OBJETIVO PROPOSTO:
Formate como lista numerada as linhas que vão do início até a linha que contém "point: [243, 120, 250, 127]", incluindo ambas as extremidades e deixando de fora as linhas em branco.

Dados de anotação de caixas
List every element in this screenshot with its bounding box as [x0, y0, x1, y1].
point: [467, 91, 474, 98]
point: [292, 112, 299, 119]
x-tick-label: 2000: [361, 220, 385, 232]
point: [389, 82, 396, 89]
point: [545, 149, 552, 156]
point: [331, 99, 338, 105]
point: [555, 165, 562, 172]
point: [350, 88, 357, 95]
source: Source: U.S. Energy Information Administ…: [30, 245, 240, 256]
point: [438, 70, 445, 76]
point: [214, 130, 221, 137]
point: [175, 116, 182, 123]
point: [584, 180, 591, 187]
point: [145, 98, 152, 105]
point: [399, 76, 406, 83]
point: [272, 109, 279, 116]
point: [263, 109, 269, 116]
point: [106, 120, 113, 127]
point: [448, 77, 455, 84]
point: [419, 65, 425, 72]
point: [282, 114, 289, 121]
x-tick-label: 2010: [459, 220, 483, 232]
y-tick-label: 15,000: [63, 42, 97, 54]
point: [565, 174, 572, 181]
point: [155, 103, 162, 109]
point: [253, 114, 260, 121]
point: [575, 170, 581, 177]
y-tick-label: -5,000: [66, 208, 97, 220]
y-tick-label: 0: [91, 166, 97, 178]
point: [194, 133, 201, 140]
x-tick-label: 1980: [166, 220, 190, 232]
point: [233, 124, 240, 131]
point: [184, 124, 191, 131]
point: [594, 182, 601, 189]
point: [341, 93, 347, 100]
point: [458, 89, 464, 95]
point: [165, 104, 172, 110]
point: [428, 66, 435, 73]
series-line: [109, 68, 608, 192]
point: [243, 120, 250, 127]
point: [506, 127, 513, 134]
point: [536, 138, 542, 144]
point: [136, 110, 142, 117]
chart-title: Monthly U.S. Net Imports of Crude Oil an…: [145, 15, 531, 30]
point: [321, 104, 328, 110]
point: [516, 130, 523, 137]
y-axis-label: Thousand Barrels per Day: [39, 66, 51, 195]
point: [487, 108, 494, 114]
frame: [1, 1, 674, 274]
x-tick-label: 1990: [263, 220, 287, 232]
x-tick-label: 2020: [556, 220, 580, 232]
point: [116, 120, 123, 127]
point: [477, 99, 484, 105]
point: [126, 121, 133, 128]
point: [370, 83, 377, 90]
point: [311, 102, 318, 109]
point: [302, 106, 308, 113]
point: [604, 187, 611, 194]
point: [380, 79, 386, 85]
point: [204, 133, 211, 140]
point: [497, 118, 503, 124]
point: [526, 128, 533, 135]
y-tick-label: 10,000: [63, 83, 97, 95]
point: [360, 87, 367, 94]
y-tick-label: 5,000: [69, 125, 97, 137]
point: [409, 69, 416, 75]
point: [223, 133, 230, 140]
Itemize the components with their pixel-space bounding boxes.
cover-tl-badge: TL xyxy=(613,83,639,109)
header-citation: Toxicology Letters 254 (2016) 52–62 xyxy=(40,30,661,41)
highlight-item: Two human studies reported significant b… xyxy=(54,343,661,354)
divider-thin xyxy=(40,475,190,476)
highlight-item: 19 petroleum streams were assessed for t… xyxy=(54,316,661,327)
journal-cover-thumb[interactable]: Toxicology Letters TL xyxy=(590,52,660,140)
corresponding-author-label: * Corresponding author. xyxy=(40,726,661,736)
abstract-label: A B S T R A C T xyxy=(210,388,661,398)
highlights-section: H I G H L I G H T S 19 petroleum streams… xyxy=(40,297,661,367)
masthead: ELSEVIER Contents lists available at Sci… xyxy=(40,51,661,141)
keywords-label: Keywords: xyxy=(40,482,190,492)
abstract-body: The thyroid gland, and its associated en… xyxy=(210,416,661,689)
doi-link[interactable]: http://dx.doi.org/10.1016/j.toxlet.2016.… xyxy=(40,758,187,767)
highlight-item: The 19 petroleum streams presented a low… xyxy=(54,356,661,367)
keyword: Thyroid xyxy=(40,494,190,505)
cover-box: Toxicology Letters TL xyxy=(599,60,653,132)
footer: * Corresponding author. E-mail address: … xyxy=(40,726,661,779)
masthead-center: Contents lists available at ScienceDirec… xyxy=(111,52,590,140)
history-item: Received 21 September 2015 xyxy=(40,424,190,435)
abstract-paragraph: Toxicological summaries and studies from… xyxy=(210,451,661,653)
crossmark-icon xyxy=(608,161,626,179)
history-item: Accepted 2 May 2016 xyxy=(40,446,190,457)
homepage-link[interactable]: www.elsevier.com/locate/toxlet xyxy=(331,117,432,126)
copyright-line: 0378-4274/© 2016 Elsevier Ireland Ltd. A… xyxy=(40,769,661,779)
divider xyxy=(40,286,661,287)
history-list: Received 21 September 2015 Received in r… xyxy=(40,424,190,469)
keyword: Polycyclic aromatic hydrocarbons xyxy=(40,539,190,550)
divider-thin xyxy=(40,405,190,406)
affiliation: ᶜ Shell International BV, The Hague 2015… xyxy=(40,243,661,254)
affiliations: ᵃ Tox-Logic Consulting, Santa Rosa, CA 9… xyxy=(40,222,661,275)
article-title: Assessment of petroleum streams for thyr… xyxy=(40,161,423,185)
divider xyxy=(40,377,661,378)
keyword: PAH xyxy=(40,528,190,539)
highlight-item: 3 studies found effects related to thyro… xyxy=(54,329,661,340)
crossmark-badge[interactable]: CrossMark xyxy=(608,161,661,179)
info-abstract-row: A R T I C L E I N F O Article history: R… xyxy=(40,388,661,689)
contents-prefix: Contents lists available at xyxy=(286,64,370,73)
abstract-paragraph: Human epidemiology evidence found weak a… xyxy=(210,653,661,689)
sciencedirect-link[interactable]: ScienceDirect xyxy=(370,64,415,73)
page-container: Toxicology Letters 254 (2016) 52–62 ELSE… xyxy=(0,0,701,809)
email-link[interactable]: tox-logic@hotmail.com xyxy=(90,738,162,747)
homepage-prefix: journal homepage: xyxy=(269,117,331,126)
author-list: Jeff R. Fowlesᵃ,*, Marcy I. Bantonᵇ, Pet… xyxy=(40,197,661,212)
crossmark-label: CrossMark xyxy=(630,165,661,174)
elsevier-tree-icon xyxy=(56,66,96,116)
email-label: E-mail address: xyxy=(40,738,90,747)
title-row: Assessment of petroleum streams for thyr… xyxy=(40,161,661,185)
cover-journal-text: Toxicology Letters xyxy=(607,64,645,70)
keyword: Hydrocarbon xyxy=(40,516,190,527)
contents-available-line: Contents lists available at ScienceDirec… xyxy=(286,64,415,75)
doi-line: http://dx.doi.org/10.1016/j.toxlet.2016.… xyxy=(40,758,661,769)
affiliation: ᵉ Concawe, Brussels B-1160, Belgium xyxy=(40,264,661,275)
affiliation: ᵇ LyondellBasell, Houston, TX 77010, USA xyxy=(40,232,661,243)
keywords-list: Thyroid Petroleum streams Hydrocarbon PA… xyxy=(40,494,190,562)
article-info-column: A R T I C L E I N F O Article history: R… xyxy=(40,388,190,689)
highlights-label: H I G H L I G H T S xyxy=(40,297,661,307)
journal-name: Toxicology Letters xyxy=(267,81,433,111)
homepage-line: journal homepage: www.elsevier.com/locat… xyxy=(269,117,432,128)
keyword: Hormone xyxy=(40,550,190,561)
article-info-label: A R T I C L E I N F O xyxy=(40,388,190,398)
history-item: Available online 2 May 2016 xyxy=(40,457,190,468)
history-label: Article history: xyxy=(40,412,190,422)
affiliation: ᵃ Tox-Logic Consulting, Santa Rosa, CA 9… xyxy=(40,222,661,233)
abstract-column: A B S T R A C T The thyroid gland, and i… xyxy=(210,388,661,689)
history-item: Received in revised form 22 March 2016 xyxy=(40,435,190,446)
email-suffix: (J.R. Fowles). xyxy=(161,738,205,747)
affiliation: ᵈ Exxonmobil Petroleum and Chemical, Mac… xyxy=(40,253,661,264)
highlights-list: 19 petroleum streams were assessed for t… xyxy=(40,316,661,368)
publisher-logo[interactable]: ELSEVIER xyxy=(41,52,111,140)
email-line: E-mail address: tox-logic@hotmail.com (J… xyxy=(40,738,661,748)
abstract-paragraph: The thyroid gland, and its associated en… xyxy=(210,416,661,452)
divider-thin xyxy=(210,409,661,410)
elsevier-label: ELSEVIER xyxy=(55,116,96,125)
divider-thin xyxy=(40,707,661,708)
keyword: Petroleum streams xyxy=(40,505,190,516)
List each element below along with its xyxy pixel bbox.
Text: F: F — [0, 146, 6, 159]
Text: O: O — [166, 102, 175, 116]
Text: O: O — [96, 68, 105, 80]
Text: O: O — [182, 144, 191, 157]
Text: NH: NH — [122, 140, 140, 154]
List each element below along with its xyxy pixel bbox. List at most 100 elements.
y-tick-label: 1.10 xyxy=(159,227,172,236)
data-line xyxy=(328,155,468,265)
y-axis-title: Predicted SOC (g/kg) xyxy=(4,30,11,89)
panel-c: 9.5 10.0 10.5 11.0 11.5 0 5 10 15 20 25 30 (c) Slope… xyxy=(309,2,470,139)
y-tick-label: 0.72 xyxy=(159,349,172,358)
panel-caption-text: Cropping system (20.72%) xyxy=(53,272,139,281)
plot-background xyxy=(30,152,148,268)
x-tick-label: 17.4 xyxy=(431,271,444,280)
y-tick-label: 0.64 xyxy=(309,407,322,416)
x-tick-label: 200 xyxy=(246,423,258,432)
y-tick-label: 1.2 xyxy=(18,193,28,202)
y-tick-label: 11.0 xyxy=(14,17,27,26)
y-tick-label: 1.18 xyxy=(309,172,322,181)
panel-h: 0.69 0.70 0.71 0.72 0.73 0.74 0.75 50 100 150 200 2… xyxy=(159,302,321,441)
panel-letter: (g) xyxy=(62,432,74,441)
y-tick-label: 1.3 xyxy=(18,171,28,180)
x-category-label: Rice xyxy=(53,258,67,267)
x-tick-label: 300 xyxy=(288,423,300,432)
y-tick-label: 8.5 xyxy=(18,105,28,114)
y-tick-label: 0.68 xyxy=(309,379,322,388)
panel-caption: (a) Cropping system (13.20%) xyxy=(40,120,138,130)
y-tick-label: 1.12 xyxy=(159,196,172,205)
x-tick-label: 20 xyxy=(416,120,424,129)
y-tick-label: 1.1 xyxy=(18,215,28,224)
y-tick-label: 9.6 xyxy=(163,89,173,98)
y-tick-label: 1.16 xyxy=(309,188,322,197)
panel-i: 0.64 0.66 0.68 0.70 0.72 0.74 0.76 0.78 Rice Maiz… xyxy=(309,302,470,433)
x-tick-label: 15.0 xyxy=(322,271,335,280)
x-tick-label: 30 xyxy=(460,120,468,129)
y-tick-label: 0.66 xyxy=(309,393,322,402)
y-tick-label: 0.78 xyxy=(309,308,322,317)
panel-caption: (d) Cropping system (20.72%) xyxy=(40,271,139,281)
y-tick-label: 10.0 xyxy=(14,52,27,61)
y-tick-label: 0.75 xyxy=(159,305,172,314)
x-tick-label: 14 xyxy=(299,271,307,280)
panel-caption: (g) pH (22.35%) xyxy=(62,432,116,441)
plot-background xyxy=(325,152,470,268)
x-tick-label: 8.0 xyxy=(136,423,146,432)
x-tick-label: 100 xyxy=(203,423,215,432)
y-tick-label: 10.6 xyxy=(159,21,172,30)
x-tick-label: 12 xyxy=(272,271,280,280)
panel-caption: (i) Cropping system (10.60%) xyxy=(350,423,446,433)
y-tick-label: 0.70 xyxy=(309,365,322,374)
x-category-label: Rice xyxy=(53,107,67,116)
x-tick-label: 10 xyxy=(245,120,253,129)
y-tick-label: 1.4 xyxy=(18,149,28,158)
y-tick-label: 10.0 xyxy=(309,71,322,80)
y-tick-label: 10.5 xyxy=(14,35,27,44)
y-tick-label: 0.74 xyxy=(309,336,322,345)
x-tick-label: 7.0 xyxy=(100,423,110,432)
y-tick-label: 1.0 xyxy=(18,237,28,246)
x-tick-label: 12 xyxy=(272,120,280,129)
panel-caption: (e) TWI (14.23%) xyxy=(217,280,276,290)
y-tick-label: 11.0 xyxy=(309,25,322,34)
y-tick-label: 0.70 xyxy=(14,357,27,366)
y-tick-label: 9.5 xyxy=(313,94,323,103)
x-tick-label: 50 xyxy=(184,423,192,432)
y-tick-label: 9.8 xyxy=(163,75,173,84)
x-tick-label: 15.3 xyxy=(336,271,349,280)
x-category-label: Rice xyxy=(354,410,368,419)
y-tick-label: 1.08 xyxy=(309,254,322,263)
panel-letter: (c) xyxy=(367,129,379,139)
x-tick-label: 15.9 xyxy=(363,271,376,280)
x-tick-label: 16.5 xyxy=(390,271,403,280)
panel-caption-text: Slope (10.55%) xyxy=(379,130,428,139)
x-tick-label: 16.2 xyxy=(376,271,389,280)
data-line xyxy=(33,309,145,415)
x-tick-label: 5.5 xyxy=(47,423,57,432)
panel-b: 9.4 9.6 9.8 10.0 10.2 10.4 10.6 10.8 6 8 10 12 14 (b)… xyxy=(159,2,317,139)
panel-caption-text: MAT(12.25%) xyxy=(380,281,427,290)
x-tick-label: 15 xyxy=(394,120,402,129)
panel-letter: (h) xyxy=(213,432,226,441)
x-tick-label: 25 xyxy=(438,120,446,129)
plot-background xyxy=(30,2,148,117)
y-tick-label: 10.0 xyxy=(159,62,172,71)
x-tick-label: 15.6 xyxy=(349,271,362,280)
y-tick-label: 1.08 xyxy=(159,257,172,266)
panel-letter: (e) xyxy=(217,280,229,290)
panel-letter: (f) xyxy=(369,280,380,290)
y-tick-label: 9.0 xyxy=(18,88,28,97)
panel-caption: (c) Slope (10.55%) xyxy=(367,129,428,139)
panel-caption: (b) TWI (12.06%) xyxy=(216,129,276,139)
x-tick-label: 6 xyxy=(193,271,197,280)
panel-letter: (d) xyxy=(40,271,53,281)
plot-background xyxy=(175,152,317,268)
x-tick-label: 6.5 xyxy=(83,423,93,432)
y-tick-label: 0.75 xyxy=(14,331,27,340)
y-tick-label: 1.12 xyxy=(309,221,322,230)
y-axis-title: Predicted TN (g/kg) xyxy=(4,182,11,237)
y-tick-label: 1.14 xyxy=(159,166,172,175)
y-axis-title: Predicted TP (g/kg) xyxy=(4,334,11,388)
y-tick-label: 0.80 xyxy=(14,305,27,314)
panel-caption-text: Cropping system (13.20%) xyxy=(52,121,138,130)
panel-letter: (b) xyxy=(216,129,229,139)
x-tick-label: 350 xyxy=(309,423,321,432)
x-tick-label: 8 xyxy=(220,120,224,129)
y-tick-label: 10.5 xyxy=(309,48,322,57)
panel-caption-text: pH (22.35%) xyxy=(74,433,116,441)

O RESULTADO:
1. List every element in this screenshot with its bounding box as [x0, y0, x1, y1].
2. point: [467, 91, 474, 98]
3. point: [292, 112, 299, 119]
4. x-tick-label: 2000: [361, 220, 385, 232]
5. point: [389, 82, 396, 89]
6. point: [545, 149, 552, 156]
7. point: [331, 99, 338, 105]
8. point: [555, 165, 562, 172]
9. point: [350, 88, 357, 95]
10. source: Source: U.S. Energy Information Administ…: [30, 245, 240, 256]
11. point: [438, 70, 445, 76]
12. point: [214, 130, 221, 137]
13. point: [175, 116, 182, 123]
14. point: [584, 180, 591, 187]
15. point: [145, 98, 152, 105]
16. point: [399, 76, 406, 83]
17. point: [272, 109, 279, 116]
18. point: [263, 109, 269, 116]
19. point: [106, 120, 113, 127]
20. point: [448, 77, 455, 84]
21. point: [419, 65, 425, 72]
22. point: [282, 114, 289, 121]
23. x-tick-label: 2010: [459, 220, 483, 232]
24. y-tick-label: 15,000: [63, 42, 97, 54]
25. point: [565, 174, 572, 181]
26. point: [155, 103, 162, 109]
27. point: [253, 114, 260, 121]
28. point: [575, 170, 581, 177]
29. y-tick-label: -5,000: [66, 208, 97, 220]
30. y-tick-label: 0: [91, 166, 97, 178]
31. point: [194, 133, 201, 140]
32. x-tick-label: 1980: [166, 220, 190, 232]
33. point: [233, 124, 240, 131]
34. point: [184, 124, 191, 131]
35. point: [594, 182, 601, 189]
36. point: [341, 93, 347, 100]
37. point: [458, 89, 464, 95]
38. point: [165, 104, 172, 110]
39. point: [428, 66, 435, 73]
40. series-line: [109, 68, 608, 192]
41. point: [243, 120, 250, 127]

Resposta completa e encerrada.